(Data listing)
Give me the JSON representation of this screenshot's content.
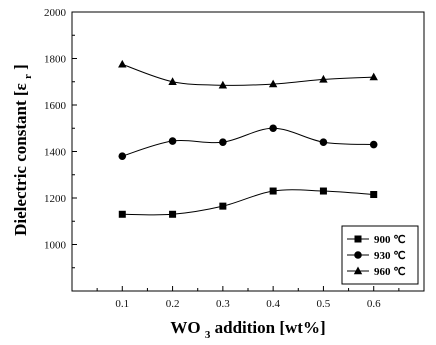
{
  "chart_data": {
    "type": "line",
    "xlabel": {
      "prefix": "WO",
      "subscript": "3",
      "suffix": " addition [wt%]"
    },
    "ylabel": {
      "prefix": "Dielectric constant [ε",
      "subscript": "r",
      "suffix": "]"
    },
    "x": [
      0.1,
      0.2,
      0.3,
      0.4,
      0.5,
      0.6
    ],
    "xlim": [
      0.0,
      0.7
    ],
    "ylim": [
      800,
      2000
    ],
    "x_ticks": [
      0.1,
      0.2,
      0.3,
      0.4,
      0.5,
      0.6
    ],
    "x_tick_labels": [
      "0.1",
      "0.2",
      "0.3",
      "0.4",
      "0.5",
      "0.6"
    ],
    "y_ticks": [
      1000,
      1200,
      1400,
      1600,
      1800,
      2000
    ],
    "y_tick_labels": [
      "1000",
      "1200",
      "1400",
      "1600",
      "1800",
      "2000"
    ],
    "grid": false,
    "legend_position": "bottom-right",
    "series": [
      {
        "name": "900 ℃",
        "marker": "square",
        "values": [
          1130,
          1130,
          1165,
          1230,
          1230,
          1215
        ]
      },
      {
        "name": "930 ℃",
        "marker": "circle",
        "values": [
          1380,
          1445,
          1440,
          1500,
          1440,
          1430
        ]
      },
      {
        "name": "960 ℃",
        "marker": "triangle",
        "values": [
          1775,
          1700,
          1685,
          1690,
          1710,
          1720
        ]
      }
    ]
  }
}
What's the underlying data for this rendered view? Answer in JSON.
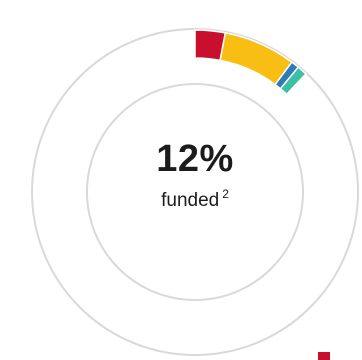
{
  "chart_data": {
    "type": "donut",
    "start_angle_deg": 0,
    "slices": [
      {
        "name": "",
        "percent": 3.0,
        "color": "#c8102e"
      },
      {
        "name": "",
        "percent": 7.2,
        "color": "#f9be13"
      },
      {
        "name": "",
        "percent": 0.8,
        "color": "#2e7bb8"
      },
      {
        "name": "",
        "percent": 1.0,
        "color": "#3bbfa5"
      }
    ],
    "remainder_color": "#ffffff",
    "track_color": "#d9d9d9",
    "center_value": "12%",
    "center_label": "funded",
    "footnote_marker": "2"
  },
  "legend": {
    "first_swatch_color": "#c8102e"
  }
}
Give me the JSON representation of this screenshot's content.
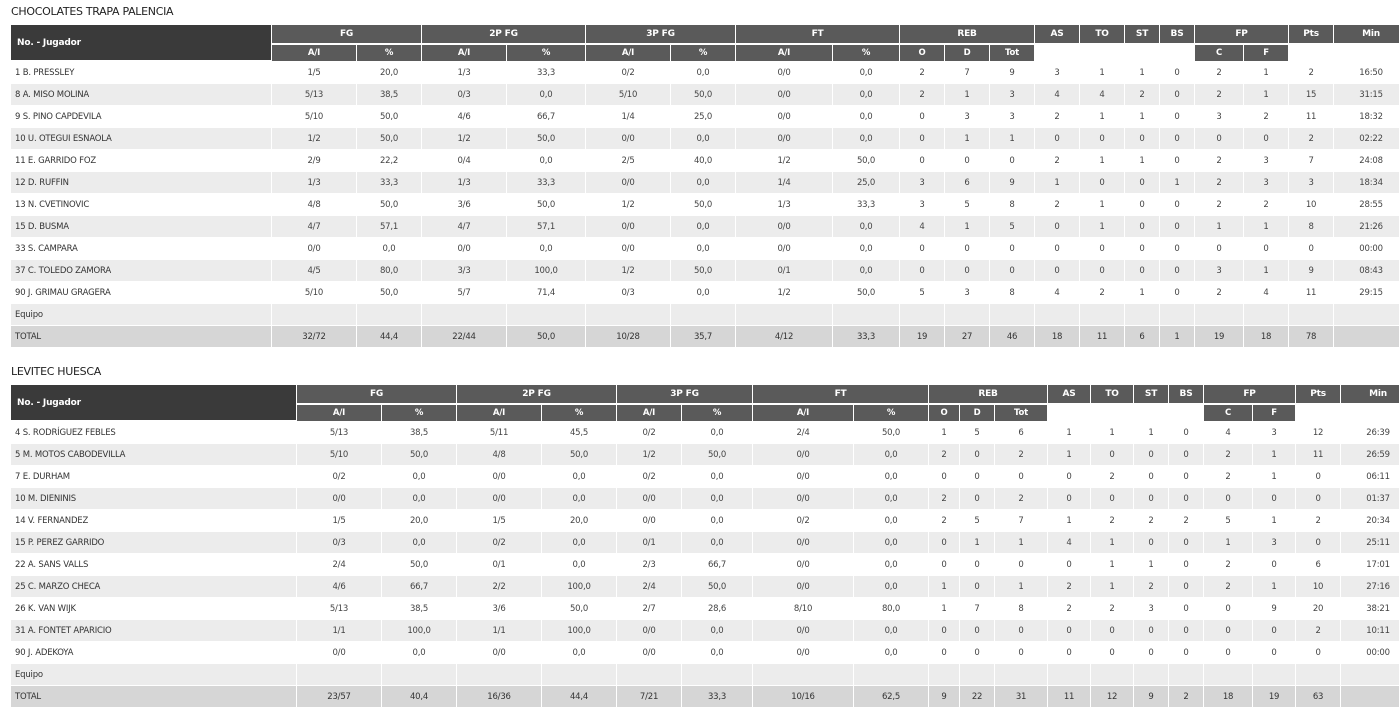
{
  "headers": {
    "player_col": "No. - Jugador",
    "groups": [
      "FG",
      "2P FG",
      "3P FG",
      "FT",
      "REB",
      "AS",
      "TO",
      "ST",
      "BS",
      "FP",
      "Pts",
      "Min"
    ],
    "sub": {
      "FG": [
        "A/I",
        "%"
      ],
      "2P FG": [
        "A/I",
        "%"
      ],
      "3P FG": [
        "A/I",
        "%"
      ],
      "FT": [
        "A/I",
        "%"
      ],
      "REB": [
        "O",
        "D",
        "Tot"
      ],
      "FP": [
        "C",
        "F"
      ]
    }
  },
  "teams": [
    {
      "name": "CHOCOLATES TRAPA PALENCIA",
      "rows": [
        [
          "1 B. PRESSLEY",
          "1/5",
          "20,0",
          "1/3",
          "33,3",
          "0/2",
          "0,0",
          "0/0",
          "0,0",
          "2",
          "7",
          "9",
          "3",
          "1",
          "1",
          "0",
          "2",
          "1",
          "2",
          "16:50"
        ],
        [
          "8 A. MISO MOLINA",
          "5/13",
          "38,5",
          "0/3",
          "0,0",
          "5/10",
          "50,0",
          "0/0",
          "0,0",
          "2",
          "1",
          "3",
          "4",
          "4",
          "2",
          "0",
          "2",
          "1",
          "15",
          "31:15"
        ],
        [
          "9 S. PINO CAPDEVILA",
          "5/10",
          "50,0",
          "4/6",
          "66,7",
          "1/4",
          "25,0",
          "0/0",
          "0,0",
          "0",
          "3",
          "3",
          "2",
          "1",
          "1",
          "0",
          "3",
          "2",
          "11",
          "18:32"
        ],
        [
          "10 U. OTEGUI ESNAOLA",
          "1/2",
          "50,0",
          "1/2",
          "50,0",
          "0/0",
          "0,0",
          "0/0",
          "0,0",
          "0",
          "1",
          "1",
          "0",
          "0",
          "0",
          "0",
          "0",
          "0",
          "2",
          "02:22"
        ],
        [
          "11 E. GARRIDO FOZ",
          "2/9",
          "22,2",
          "0/4",
          "0,0",
          "2/5",
          "40,0",
          "1/2",
          "50,0",
          "0",
          "0",
          "0",
          "2",
          "1",
          "1",
          "0",
          "2",
          "3",
          "7",
          "24:08"
        ],
        [
          "12 D. RUFFIN",
          "1/3",
          "33,3",
          "1/3",
          "33,3",
          "0/0",
          "0,0",
          "1/4",
          "25,0",
          "3",
          "6",
          "9",
          "1",
          "0",
          "0",
          "1",
          "2",
          "3",
          "3",
          "18:34"
        ],
        [
          "13 N. CVETINOVIC",
          "4/8",
          "50,0",
          "3/6",
          "50,0",
          "1/2",
          "50,0",
          "1/3",
          "33,3",
          "3",
          "5",
          "8",
          "2",
          "1",
          "0",
          "0",
          "2",
          "2",
          "10",
          "28:55"
        ],
        [
          "15 D. BUSMA",
          "4/7",
          "57,1",
          "4/7",
          "57,1",
          "0/0",
          "0,0",
          "0/0",
          "0,0",
          "4",
          "1",
          "5",
          "0",
          "1",
          "0",
          "0",
          "1",
          "1",
          "8",
          "21:26"
        ],
        [
          "33 S. CAMPARA",
          "0/0",
          "0,0",
          "0/0",
          "0,0",
          "0/0",
          "0,0",
          "0/0",
          "0,0",
          "0",
          "0",
          "0",
          "0",
          "0",
          "0",
          "0",
          "0",
          "0",
          "0",
          "00:00"
        ],
        [
          "37 C. TOLEDO ZAMORA",
          "4/5",
          "80,0",
          "3/3",
          "100,0",
          "1/2",
          "50,0",
          "0/1",
          "0,0",
          "0",
          "0",
          "0",
          "0",
          "0",
          "0",
          "0",
          "3",
          "1",
          "9",
          "08:43"
        ],
        [
          "90 J. GRIMAU GRAGERA",
          "5/10",
          "50,0",
          "5/7",
          "71,4",
          "0/3",
          "0,0",
          "1/2",
          "50,0",
          "5",
          "3",
          "8",
          "4",
          "2",
          "1",
          "0",
          "2",
          "4",
          "11",
          "29:15"
        ]
      ],
      "equipo": "Equipo",
      "total": [
        "TOTAL",
        "32/72",
        "44,4",
        "22/44",
        "50,0",
        "10/28",
        "35,7",
        "4/12",
        "33,3",
        "19",
        "27",
        "46",
        "18",
        "11",
        "6",
        "1",
        "19",
        "18",
        "78",
        ""
      ]
    },
    {
      "name": "LEVITEC HUESCA",
      "rows": [
        [
          "4 S. RODRÍGUEZ FEBLES",
          "5/13",
          "38,5",
          "5/11",
          "45,5",
          "0/2",
          "0,0",
          "2/4",
          "50,0",
          "1",
          "5",
          "6",
          "1",
          "1",
          "1",
          "0",
          "4",
          "3",
          "12",
          "26:39"
        ],
        [
          "5 M. MOTOS CABODEVILLA",
          "5/10",
          "50,0",
          "4/8",
          "50,0",
          "1/2",
          "50,0",
          "0/0",
          "0,0",
          "2",
          "0",
          "2",
          "1",
          "0",
          "0",
          "0",
          "2",
          "1",
          "11",
          "26:59"
        ],
        [
          "7 E. DURHAM",
          "0/2",
          "0,0",
          "0/0",
          "0,0",
          "0/2",
          "0,0",
          "0/0",
          "0,0",
          "0",
          "0",
          "0",
          "0",
          "2",
          "0",
          "0",
          "2",
          "1",
          "0",
          "06:11"
        ],
        [
          "10 M. DIENINIS",
          "0/0",
          "0,0",
          "0/0",
          "0,0",
          "0/0",
          "0,0",
          "0/0",
          "0,0",
          "2",
          "0",
          "2",
          "0",
          "0",
          "0",
          "0",
          "0",
          "0",
          "0",
          "01:37"
        ],
        [
          "14 V. FERNANDEZ",
          "1/5",
          "20,0",
          "1/5",
          "20,0",
          "0/0",
          "0,0",
          "0/2",
          "0,0",
          "2",
          "5",
          "7",
          "1",
          "2",
          "2",
          "2",
          "5",
          "1",
          "2",
          "20:34"
        ],
        [
          "15 P. PEREZ GARRIDO",
          "0/3",
          "0,0",
          "0/2",
          "0,0",
          "0/1",
          "0,0",
          "0/0",
          "0,0",
          "0",
          "1",
          "1",
          "4",
          "1",
          "0",
          "0",
          "1",
          "3",
          "0",
          "25:11"
        ],
        [
          "22 A. SANS VALLS",
          "2/4",
          "50,0",
          "0/1",
          "0,0",
          "2/3",
          "66,7",
          "0/0",
          "0,0",
          "0",
          "0",
          "0",
          "0",
          "1",
          "1",
          "0",
          "2",
          "0",
          "6",
          "17:01"
        ],
        [
          "25 C. MARZO CHECA",
          "4/6",
          "66,7",
          "2/2",
          "100,0",
          "2/4",
          "50,0",
          "0/0",
          "0,0",
          "1",
          "0",
          "1",
          "2",
          "1",
          "2",
          "0",
          "2",
          "1",
          "10",
          "27:16"
        ],
        [
          "26 K. VAN WIJK",
          "5/13",
          "38,5",
          "3/6",
          "50,0",
          "2/7",
          "28,6",
          "8/10",
          "80,0",
          "1",
          "7",
          "8",
          "2",
          "2",
          "3",
          "0",
          "0",
          "9",
          "20",
          "38:21"
        ],
        [
          "31 A. FONTET APARICIO",
          "1/1",
          "100,0",
          "1/1",
          "100,0",
          "0/0",
          "0,0",
          "0/0",
          "0,0",
          "0",
          "0",
          "0",
          "0",
          "0",
          "0",
          "0",
          "0",
          "0",
          "2",
          "10:11"
        ],
        [
          "90 J. ADEKOYA",
          "0/0",
          "0,0",
          "0/0",
          "0,0",
          "0/0",
          "0,0",
          "0/0",
          "0,0",
          "0",
          "0",
          "0",
          "0",
          "0",
          "0",
          "0",
          "0",
          "0",
          "0",
          "00:00"
        ]
      ],
      "equipo": "Equipo",
      "total": [
        "TOTAL",
        "23/57",
        "40,4",
        "16/36",
        "44,4",
        "7/21",
        "33,3",
        "10/16",
        "62,5",
        "9",
        "22",
        "31",
        "11",
        "12",
        "9",
        "2",
        "18",
        "19",
        "63",
        ""
      ]
    }
  ]
}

▸ Given request:
Return all the lines that contain the string "prefix".

▸ Task solution:
      "prefix": "WO",
      "prefix": "Dielectric constant [ε",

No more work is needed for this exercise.